→ **TASK TO COMPLETE**: Locate the lines of the listing below that hold "оригинала", then copy each of them.

→ **PROVIDED RECORDS**:
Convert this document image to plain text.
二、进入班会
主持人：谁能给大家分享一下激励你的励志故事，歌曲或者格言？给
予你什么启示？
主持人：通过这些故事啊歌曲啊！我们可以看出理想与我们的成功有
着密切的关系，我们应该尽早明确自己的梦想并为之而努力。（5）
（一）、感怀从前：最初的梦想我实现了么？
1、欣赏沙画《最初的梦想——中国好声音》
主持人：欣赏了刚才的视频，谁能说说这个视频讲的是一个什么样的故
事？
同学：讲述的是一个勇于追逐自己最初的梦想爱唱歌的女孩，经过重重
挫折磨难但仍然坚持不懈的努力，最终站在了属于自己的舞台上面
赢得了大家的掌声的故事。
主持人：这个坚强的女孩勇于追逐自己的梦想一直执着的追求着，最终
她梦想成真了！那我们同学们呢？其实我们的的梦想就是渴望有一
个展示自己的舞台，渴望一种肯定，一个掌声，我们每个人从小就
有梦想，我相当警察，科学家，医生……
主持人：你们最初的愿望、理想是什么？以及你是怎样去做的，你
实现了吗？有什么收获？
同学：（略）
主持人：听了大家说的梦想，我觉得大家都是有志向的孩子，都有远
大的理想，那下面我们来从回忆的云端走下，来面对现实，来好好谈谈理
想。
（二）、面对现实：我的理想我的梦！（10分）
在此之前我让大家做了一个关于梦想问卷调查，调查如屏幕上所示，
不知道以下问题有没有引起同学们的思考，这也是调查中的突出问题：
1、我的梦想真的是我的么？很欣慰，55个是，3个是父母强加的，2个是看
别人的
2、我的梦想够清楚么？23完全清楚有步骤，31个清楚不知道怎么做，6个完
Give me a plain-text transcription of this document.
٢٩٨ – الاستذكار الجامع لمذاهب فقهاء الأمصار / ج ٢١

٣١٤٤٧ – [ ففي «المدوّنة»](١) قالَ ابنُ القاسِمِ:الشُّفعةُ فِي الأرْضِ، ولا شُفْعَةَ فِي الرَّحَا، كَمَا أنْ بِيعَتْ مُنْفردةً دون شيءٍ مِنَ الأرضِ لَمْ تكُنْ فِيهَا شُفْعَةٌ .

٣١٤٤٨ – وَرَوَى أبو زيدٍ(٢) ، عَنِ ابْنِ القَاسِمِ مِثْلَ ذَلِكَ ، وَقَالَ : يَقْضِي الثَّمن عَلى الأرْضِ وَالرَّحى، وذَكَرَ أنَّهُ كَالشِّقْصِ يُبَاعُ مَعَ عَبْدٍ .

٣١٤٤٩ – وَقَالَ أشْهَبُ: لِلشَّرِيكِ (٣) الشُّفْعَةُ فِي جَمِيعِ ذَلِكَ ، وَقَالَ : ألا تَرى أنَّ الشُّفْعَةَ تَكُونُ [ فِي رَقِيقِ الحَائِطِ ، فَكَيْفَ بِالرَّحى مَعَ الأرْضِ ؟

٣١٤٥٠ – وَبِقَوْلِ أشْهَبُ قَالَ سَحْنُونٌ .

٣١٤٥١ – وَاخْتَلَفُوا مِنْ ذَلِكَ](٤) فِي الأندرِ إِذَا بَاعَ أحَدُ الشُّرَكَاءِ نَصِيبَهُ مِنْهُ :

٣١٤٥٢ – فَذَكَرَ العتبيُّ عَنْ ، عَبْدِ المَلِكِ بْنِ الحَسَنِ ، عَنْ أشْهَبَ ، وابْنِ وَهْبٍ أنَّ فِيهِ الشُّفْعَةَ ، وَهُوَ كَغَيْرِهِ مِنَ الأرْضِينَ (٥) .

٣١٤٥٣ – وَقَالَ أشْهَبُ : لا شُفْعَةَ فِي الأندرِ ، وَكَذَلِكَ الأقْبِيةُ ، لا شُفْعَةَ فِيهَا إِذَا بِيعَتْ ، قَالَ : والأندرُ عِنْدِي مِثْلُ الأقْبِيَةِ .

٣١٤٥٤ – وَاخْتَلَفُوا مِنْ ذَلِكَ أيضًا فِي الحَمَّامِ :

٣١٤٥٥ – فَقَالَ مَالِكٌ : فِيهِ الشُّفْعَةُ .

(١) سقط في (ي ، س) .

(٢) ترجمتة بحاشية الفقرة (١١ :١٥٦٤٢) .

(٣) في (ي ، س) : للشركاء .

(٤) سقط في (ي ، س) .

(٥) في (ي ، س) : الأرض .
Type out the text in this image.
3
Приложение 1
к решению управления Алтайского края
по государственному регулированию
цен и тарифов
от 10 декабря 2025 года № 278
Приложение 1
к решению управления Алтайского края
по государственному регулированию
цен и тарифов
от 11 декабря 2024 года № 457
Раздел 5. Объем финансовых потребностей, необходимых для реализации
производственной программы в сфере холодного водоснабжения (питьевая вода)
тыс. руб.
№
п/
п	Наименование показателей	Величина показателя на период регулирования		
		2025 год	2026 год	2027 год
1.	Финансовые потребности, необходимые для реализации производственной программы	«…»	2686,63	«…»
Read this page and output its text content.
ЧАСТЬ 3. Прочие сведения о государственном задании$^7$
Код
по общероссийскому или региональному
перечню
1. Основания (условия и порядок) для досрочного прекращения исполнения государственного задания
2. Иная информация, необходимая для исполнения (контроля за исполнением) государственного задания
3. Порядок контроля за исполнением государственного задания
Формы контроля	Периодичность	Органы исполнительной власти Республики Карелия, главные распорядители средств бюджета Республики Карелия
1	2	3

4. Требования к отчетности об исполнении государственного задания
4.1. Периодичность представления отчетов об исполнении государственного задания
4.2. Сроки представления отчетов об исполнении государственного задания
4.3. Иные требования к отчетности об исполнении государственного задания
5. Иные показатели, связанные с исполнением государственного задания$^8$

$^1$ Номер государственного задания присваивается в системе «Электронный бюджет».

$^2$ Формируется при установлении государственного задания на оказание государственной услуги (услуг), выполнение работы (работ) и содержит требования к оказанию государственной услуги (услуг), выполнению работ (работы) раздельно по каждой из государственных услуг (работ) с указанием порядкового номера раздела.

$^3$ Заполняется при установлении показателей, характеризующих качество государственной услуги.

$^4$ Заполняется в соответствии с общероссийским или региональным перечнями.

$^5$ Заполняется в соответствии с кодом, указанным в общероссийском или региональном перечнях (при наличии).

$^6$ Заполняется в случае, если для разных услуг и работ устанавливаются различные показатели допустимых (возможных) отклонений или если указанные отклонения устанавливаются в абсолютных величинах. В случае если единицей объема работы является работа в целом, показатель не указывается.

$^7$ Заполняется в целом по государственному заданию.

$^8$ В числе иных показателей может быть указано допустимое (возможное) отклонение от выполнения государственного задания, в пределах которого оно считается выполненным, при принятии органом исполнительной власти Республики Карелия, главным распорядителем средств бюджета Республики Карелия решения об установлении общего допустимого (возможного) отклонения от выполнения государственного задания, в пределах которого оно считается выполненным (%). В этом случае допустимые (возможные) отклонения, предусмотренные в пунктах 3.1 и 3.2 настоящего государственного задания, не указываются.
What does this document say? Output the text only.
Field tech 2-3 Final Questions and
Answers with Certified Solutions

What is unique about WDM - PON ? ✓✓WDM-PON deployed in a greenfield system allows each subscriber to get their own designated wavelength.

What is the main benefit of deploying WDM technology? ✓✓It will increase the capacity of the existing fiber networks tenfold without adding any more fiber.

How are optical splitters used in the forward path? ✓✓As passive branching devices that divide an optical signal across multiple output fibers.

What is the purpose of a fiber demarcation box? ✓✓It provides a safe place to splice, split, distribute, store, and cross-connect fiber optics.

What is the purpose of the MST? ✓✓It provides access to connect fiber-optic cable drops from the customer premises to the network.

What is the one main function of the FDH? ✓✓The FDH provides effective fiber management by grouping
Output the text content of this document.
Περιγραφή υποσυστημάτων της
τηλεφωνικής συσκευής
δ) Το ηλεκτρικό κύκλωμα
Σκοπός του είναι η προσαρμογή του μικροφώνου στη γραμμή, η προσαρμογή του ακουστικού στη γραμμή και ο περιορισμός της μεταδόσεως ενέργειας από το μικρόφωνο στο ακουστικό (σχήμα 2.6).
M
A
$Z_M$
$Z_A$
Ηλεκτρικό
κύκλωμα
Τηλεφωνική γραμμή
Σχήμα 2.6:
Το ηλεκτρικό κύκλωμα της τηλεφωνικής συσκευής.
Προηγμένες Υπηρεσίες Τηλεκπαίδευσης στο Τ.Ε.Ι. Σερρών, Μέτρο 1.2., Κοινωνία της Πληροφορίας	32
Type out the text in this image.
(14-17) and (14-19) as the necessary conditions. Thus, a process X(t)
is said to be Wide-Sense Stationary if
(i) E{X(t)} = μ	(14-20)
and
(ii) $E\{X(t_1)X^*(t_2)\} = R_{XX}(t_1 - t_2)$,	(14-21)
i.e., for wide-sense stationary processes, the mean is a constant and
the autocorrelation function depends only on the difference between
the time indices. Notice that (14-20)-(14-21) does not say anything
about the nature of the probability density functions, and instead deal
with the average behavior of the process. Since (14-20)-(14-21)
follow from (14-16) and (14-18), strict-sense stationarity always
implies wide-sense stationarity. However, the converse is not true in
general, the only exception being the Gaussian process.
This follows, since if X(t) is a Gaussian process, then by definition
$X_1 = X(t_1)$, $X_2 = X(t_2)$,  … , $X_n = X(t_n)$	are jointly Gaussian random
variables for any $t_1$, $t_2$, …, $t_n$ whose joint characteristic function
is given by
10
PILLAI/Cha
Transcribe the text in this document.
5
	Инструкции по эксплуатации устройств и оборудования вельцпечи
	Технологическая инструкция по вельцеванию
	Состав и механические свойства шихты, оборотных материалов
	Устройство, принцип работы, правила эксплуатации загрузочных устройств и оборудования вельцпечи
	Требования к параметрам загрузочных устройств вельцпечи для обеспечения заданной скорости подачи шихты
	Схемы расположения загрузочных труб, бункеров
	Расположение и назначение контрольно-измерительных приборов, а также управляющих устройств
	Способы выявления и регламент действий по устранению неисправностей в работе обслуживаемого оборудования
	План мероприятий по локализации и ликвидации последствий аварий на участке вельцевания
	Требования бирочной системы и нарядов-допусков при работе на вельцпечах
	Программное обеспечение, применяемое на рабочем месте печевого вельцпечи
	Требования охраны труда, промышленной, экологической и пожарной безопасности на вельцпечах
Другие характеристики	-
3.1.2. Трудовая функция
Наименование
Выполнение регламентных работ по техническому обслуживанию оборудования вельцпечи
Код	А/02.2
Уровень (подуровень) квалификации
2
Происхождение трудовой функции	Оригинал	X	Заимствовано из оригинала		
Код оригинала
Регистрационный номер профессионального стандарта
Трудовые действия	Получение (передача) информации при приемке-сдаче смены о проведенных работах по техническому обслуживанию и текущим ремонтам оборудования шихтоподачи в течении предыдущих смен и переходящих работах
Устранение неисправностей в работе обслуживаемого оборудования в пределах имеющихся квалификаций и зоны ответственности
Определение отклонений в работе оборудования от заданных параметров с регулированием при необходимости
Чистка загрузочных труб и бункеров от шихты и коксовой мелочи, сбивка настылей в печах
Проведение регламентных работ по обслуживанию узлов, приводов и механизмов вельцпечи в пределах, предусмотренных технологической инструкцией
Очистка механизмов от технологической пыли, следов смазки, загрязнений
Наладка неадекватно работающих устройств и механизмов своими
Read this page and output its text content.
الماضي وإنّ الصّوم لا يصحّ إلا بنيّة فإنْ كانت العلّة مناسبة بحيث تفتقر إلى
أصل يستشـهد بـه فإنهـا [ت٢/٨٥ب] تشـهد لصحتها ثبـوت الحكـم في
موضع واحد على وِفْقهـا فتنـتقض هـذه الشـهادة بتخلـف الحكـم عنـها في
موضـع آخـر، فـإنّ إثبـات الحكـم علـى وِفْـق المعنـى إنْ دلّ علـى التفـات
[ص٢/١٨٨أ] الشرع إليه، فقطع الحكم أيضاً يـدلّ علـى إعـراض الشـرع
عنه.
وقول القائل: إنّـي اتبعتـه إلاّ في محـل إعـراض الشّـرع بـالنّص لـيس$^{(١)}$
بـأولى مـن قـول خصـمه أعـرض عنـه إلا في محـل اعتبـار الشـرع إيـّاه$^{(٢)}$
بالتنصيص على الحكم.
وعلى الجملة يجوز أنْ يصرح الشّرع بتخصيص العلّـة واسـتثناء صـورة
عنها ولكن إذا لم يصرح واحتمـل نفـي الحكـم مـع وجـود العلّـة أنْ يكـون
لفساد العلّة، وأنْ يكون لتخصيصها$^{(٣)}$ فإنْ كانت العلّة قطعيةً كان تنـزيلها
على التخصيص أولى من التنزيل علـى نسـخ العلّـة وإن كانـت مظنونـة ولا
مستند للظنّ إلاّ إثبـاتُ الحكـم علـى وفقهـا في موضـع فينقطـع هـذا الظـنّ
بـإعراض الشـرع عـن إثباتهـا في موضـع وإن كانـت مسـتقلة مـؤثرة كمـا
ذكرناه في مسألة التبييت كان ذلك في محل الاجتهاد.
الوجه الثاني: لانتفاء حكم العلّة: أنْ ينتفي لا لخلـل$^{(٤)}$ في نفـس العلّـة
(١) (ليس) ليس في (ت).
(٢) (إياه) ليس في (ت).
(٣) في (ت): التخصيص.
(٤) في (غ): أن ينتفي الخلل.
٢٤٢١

→ **TASK RESULT**:
Происхождение трудовой функции	Оригинал	X	Заимствовано из оригинала		
Код оригинала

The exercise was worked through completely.